- _TASK LIST_
(a) Reproduce the passage of the third-quarter report excerpt between "Net financial charges" and "Canadian dollar-based companies.", inclusive.
(b) According to the third-quarter report excerpt, why was depreciation in the quarter 20% lower than in the third quarter of 2014?

- _SOURCE EXTRACT_
· · · · ·
Operating costs as a percentage of revenue increased to 82% in the third quarter of 2015, from 74% in the third quarter of 2014. Service rig operating costs per hour were lower in the third quarter of 2015 due to cost cutting measures and the sale of our U.S. coil tubing which typically operated at a higher cost per hour.

Due to the significant decrease in industry activity resulting from the decline in oil and natural gas prices we completed an impairment test of our businesses in our Completion and Production Services Segment in the third quarter of 2015. The recoverable amount of property plant and equipment and goodwill was determined using a multi-year discounted cash flow approach with cash flow assumptions based on historical and expected future results. As a result of this test it was determined that property, plant and equipment in our Canadian well service business were impaired by $73 million and property, plant and equipment in our U.S. completion and productions business were impaired by $7 million.

Depreciation in the quarter was 20% lower than the third quarter of 2014 because of decommissioning assets in the fourth quarter of 2014 and the disposal of our U.S. coil tubing assets.

SEGMENT REVIEW OF CORPORATE AND OTHER

Our Corporate and Other segment provides support functions to our operating segments. The Corporate and Other segment had an adjusted EBITDA loss of $13 million for the third quarter of 2015, $5 million less than 2014 comparative period due primarily to lower share based incentive compensation.

OTHER ITEMS

Net financial charges for the quarter were $35 million, an increase of $6 million from the third quarter of 2014. The increase is due to the impact of the weaker Canadian dollar on our U.S. dollar denominated interest expense. We had a foreign exchange gain of $13 million during the third quarter of 2015 due to the weakening of the Canadian dollar versus the U.S. dollar from June 30, 2015, which affected our net U.S. dollar denominated monetary position in the Canadian dollar-based companies.

Income tax expense for the quarter was a recovery of $46 million compared with an expense of $8 million in the same quarter in 2014. Income tax expense is recognized by applying the income tax rate expected for the full financial year to the pre-tax income of the interim reporting period. On June 29, 2015, the province of Alberta increased the Alberta corporate income tax rate from 10% to 12% effective July 1, 2015. The impact of this income tax rate increase was recognized in the second quarter.

In August 2014 the Ontario Court of Appeal ruled in favour of Precision’s wholly owned subsidiary, reversing a decision by the Ontario Superior Court of Justice in June 2013 regarding the reassessment of Ontario income tax for the subsidiary’s 2001 through 2004 taxation years. The Ontario Minister of Revenue made an application to the Supreme Court of Canada seeking leave to appeal this decision. On March 5, 2015, the Supreme Court of Canada brought the appeal process to an end and in April we received payment of $69 million from the Ontario tax authorities, $55 million for the refund of assessed taxes and $14 million in interest.
· · · · ·
[Element and region data]
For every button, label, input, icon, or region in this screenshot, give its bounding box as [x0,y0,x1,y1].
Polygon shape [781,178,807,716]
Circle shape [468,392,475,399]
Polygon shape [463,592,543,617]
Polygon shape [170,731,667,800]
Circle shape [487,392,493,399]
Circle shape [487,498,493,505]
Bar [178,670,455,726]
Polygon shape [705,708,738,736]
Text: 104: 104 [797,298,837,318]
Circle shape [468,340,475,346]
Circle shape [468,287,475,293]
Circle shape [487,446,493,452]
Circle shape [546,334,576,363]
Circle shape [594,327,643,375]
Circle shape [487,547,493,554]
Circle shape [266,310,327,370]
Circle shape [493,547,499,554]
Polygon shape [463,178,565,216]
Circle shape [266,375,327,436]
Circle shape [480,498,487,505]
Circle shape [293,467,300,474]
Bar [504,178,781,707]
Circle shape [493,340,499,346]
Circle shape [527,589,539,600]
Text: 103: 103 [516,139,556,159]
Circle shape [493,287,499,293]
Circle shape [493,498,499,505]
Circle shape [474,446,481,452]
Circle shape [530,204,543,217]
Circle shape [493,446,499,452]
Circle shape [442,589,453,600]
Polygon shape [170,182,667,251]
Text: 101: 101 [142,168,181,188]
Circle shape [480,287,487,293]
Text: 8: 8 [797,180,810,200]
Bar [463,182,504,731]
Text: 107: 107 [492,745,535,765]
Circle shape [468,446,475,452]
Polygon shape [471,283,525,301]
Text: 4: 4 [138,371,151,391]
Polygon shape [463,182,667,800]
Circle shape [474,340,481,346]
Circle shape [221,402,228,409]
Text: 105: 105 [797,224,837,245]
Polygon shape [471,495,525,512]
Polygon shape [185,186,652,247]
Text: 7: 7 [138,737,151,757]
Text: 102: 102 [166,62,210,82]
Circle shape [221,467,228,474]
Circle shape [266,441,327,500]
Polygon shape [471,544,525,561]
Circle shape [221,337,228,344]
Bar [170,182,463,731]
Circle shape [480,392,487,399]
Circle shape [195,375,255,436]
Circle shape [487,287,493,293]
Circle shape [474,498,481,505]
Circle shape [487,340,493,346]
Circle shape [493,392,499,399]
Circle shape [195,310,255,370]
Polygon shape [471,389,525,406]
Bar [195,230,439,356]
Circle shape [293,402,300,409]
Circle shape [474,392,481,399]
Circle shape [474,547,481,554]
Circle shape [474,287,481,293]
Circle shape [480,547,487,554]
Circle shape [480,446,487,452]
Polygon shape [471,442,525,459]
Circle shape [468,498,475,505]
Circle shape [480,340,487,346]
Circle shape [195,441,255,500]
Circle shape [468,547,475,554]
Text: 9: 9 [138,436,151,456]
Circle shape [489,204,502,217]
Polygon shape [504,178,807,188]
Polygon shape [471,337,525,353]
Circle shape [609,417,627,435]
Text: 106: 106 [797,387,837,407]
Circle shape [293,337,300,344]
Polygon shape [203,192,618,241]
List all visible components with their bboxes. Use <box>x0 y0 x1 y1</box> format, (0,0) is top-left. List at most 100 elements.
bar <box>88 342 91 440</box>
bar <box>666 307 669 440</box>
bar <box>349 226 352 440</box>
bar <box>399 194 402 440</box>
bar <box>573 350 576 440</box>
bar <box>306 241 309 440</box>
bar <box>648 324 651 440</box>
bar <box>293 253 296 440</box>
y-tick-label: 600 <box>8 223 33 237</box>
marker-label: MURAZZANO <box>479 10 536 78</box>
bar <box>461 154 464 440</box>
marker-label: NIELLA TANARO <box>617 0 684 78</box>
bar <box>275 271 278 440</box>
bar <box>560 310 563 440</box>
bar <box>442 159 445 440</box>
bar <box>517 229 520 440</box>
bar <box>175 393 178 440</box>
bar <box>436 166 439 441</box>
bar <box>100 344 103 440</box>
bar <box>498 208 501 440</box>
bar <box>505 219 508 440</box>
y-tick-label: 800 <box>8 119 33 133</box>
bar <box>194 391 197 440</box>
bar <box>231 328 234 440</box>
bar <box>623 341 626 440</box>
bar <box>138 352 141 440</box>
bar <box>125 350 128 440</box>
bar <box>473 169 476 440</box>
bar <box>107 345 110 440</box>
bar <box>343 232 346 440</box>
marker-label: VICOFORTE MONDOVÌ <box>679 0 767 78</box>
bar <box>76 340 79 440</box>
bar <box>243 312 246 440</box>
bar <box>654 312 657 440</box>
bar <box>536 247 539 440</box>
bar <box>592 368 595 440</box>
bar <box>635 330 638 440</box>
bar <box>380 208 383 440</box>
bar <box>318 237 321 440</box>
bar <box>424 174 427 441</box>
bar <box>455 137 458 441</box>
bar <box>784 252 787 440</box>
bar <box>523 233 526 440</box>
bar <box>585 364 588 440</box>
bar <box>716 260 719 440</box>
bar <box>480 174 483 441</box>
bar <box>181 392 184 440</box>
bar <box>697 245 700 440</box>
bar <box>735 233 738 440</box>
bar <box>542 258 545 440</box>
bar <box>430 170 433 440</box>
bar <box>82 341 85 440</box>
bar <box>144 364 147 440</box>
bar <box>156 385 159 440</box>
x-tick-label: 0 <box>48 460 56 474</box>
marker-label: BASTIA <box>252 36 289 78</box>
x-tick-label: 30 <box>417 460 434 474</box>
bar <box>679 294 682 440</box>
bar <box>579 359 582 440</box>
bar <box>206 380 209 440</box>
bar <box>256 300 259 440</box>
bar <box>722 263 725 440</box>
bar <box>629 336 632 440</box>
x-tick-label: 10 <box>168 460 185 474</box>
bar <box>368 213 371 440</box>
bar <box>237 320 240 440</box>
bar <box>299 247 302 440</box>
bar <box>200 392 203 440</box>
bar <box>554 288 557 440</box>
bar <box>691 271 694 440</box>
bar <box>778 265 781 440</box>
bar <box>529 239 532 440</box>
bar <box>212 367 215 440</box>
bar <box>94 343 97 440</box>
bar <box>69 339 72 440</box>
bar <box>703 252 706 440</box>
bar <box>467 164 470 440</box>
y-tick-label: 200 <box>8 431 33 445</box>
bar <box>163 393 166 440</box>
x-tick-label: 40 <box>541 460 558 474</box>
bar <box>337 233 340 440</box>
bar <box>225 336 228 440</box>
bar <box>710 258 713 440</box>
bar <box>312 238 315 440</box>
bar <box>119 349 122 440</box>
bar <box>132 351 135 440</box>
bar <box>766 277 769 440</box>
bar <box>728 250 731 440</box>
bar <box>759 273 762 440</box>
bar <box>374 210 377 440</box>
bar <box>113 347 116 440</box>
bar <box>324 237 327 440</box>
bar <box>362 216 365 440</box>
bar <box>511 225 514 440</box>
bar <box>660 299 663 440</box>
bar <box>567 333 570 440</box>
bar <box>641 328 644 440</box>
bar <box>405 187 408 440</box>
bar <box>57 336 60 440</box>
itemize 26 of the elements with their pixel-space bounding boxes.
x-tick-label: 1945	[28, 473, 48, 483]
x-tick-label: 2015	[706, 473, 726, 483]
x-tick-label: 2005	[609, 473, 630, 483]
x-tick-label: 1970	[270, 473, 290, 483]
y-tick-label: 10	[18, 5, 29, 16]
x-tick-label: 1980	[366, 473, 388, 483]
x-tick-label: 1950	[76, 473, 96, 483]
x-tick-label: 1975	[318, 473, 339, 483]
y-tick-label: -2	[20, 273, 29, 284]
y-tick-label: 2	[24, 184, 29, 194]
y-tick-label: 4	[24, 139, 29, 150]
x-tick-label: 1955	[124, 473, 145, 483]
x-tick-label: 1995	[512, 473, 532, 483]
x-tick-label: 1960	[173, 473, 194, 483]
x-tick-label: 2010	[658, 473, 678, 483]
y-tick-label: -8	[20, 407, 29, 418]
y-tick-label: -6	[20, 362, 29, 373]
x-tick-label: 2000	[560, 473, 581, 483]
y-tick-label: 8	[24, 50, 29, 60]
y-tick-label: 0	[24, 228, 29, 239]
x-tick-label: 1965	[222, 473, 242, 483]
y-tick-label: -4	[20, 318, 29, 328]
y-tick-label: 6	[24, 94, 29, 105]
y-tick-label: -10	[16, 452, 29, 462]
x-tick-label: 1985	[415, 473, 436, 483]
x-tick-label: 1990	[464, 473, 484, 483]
· · · · ·
- _THE REPLIES_
(a)
Net financial charges for the quarter were $35 million, an increase of $6 million from the third quarter of 2014. The increase is due to the impact of the weaker Canadian dollar on our U.S. dollar denominated interest expense. We had a foreign exchange gain of $13 million during the third quarter of 2015 due to the weakening of the Canadian dollar versus the U.S. dollar from June 30, 2015, which affected our net U.S. dollar denominated monetary position in the Canadian dollar-based companies.

(b) Depreciation fell because assets were decommissioned in the fourth quarter of 2014 and the U.S. coil tubing assets were disposed of.